We reach the forest just as the heavens open again, perhaps I offended Glyndwr with my thoughts earlier, which prompted him to have a word with headquarters and we are both now serving my penance. Unlike yesterday, there is no respite in the overnight rain and we pack up a wet tent and take the long climb to the source of the Severn. On a clear day, I would imagine the views here to be quite spectacular but not today, with visibility down to 50mts and a wind that takes no prisoners, it is no place to hang around so we cut our losses and head back towards the shelter of the trees.
Once on the forest road we cheekily take the Severn way back down to the valley bottom which was a blast. Do you remember as a child (or possibly an adult) playing with a Scalextric track, when there was a point of near nirvana that had your hand on the control squeezed tightly enough so your cars wheels were sliding, but not leaving the track on the corners? Well this is exactly what that was like, front wheel drifts, rear wheel drifts, I was even briefly airborne at one point, and all on a loaded bike, absolutely fantastic!
Skidding to a stop outside a forest pergola, we pull over for a cuppa. It’s still raining so we boldly declare an admin day and take the afternoon to hang our kit to dry, (pic left) replace some brake pads and sew some damaged tops. The evening brings some sun and a grateful breeze which keeps the midges away.
Breakfast is tea and a couple of oatcakes which I imagine taste no different to the packaging they came in, later though we shall feast in both the cafe and the shop in Llangurig. This seems to be a pattern on many trips, once back in civilisation the opportunity of fresh cakes and pasties is just too good to miss; first though we must get out of the forest.
Forestry navigation can be somewhat of a dark art, as often there are tracks on the map that are no longer on the ground having been long since planted over. Or more often, as is the case here, there are newly created roads yet to be charted; this all adds to a potential state of chaos when travelling, particularly through a large plantation like this, and I find myself relying on my gut feeling or a compass.
Guided by a meadow pipit that swoops and swerves in front of me, teasing me with her aerial grace, we follow the stream out of the forest. This short piece of single-track is a welcome respite from the confines of the trees, as we swoop towards the village beneath an ever brightening day where to our joy we find both the cafe and the shop are open. Two flat whites, a toasted sandwich and cake later, we reluctantly drag ourselves from our seat in the sun over to the shop.

[Spatial annotation entries]

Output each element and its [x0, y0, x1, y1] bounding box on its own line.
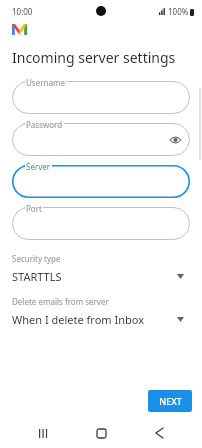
staticText: Server	[26, 161, 51, 172]
button[interactable]: NEXT	[148, 390, 192, 412]
button[interactable]: Back	[144, 418, 174, 448]
staticText: Port	[26, 203, 42, 214]
staticText: Password	[26, 119, 63, 130]
staticText: NEXT	[159, 395, 182, 407]
staticText: STARTTLS	[12, 269, 177, 284]
button[interactable]: Show password	[168, 133, 182, 147]
staticText: 100%	[168, 6, 189, 17]
button[interactable]: Username	[12, 81, 190, 114]
staticText: Incoming server settings	[12, 48, 176, 67]
staticText: Security type	[12, 253, 61, 264]
staticText: 10:00	[12, 6, 33, 17]
button[interactable]: Home	[86, 418, 116, 448]
staticText: Username	[26, 77, 65, 88]
staticText: Delete emails from server	[12, 296, 109, 307]
button[interactable]: Password	[12, 123, 190, 156]
button[interactable]: Server	[12, 165, 190, 198]
button[interactable]: Recent apps	[28, 418, 58, 448]
button[interactable]: Delete emails from server	[12, 296, 190, 327]
staticText: When I delete from Inbox	[12, 312, 177, 327]
button[interactable]: Port	[12, 207, 190, 240]
button[interactable]: Security type	[12, 253, 190, 284]
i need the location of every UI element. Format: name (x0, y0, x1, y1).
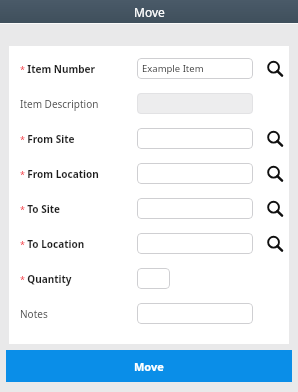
button[interactable]: * From Site (9, 121, 289, 156)
button[interactable]: * From Location (9, 156, 289, 191)
button[interactable]: Item Description (9, 86, 289, 121)
staticText: Move (134, 359, 164, 374)
button[interactable]: Move (6, 350, 292, 382)
button[interactable] (137, 233, 253, 254)
button[interactable]: Search From Location (263, 162, 287, 186)
button[interactable] (137, 128, 253, 149)
button[interactable]: Notes (9, 296, 289, 331)
button[interactable] (137, 163, 253, 184)
staticText: * From Location (20, 167, 99, 181)
button[interactable] (137, 268, 170, 289)
button[interactable]: * Item Number (9, 51, 289, 86)
button[interactable] (137, 303, 253, 324)
button[interactable] (137, 198, 253, 219)
staticText: * Item Number (20, 62, 95, 76)
button[interactable]: * To Site (9, 191, 289, 226)
staticText: Item Description (20, 97, 99, 111)
button[interactable]: Search Item Number (263, 57, 287, 81)
staticText: Move (134, 4, 165, 20)
button[interactable]: * Quantity (9, 261, 289, 296)
button[interactable]: Example Item (137, 58, 253, 79)
staticText: * To Location (20, 237, 85, 251)
button[interactable]: * To Location (9, 226, 289, 261)
staticText: * From Site (20, 132, 75, 146)
button[interactable] (137, 93, 253, 114)
staticText: Example Item (142, 62, 204, 75)
button[interactable]: Search To Site (263, 197, 287, 221)
staticText: * Quantity (20, 272, 72, 286)
button[interactable]: Search From Site (263, 127, 287, 151)
staticText: Notes (20, 307, 48, 321)
button[interactable]: Search To Location (263, 232, 287, 256)
staticText: * To Site (20, 202, 61, 216)
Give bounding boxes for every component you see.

→ **Written problem A**:
Copy out the passage of the bike trip account between "Once on the" and "bike, absolutely fantastic!", inclusive.
→ **Written problem B**:
Repeat the rows from the first one through the line holding "i need the location", inclusive, and leave the pictures out.

→ **Response A**:
Once on the forest road we cheekily take the Severn way back down to the valley bottom which was a blast. Do you remember as a child (or possibly an adult) playing with a Scalextric track, when there was a point of near nirvana that had your hand on the control squeezed tightly enough so your cars wheels were sliding, but not leaving the track on the corners? Well this is exactly what that was like, front wheel drifts, rear wheel drifts, I was even briefly airborne at one point, and all on a loaded bike, absolutely fantastic!

→ **Response B**:
Output each element and its [x0, y0, x1, y1] bounding box on its own line.
staticText: Server	[26, 161, 51, 172]
button[interactable]: NEXT	[148, 390, 192, 412]
button[interactable]: Back	[144, 418, 174, 448]
staticText: Port	[26, 203, 42, 214]
staticText: Password	[26, 119, 63, 130]
staticText: NEXT	[159, 395, 182, 407]
staticText: STARTTLS	[12, 269, 177, 284]
button[interactable]: Show password	[168, 133, 182, 147]
staticText: 100%	[168, 6, 189, 17]
button[interactable]: Username	[12, 81, 190, 114]
staticText: Incoming server settings	[12, 48, 176, 67]
staticText: Security type	[12, 253, 61, 264]
staticText: 10:00	[12, 6, 33, 17]
button[interactable]: Home	[86, 418, 116, 448]
staticText: Username	[26, 77, 65, 88]
staticText: Delete emails from server	[12, 296, 109, 307]
button[interactable]: Password	[12, 123, 190, 156]
button[interactable]: Server	[12, 165, 190, 198]
button[interactable]: Recent apps	[28, 418, 58, 448]
button[interactable]: Delete emails from server	[12, 296, 190, 327]
staticText: When I delete from Inbox	[12, 312, 177, 327]
button[interactable]: Port	[12, 207, 190, 240]
button[interactable]: Security type	[12, 253, 190, 284]
i need the location of every UI element. Format: name (x0, y0, x1, y1).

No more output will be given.